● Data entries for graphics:
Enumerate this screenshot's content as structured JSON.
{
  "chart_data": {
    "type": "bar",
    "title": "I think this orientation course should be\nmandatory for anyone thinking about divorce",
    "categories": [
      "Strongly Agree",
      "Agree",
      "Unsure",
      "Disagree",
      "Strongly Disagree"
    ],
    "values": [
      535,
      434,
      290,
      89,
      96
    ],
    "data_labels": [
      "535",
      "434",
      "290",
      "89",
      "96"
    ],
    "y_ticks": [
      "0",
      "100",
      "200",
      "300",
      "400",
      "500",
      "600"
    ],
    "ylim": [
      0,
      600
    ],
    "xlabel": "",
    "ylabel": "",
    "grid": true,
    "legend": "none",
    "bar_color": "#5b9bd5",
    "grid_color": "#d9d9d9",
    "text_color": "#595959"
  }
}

● Work to do: Restate the data above word for word.

● Written solution:
Enumerate this screenshot's content as structured JSON.
{
  "chart_data": {
    "type": "bar",
    "title": "I think this orientation course should be\nmandatory for anyone thinking about divorce",
    "categories": [
      "Strongly Agree",
      "Agree",
      "Unsure",
      "Disagree",
      "Strongly Disagree"
    ],
    "values": [
      535,
      434,
      290,
      89,
      96
    ],
    "data_labels": [
      "535",
      "434",
      "290",
      "89",
      "96"
    ],
    "y_ticks": [
      "0",
      "100",
      "200",
      "300",
      "400",
      "500",
      "600"
    ],
    "ylim": [
      0,
      600
    ],
    "xlabel": "",
    "ylabel": "",
    "grid": true,
    "legend": "none",
    "bar_color": "#5b9bd5",
    "grid_color": "#d9d9d9",
    "text_color": "#595959"
  }
}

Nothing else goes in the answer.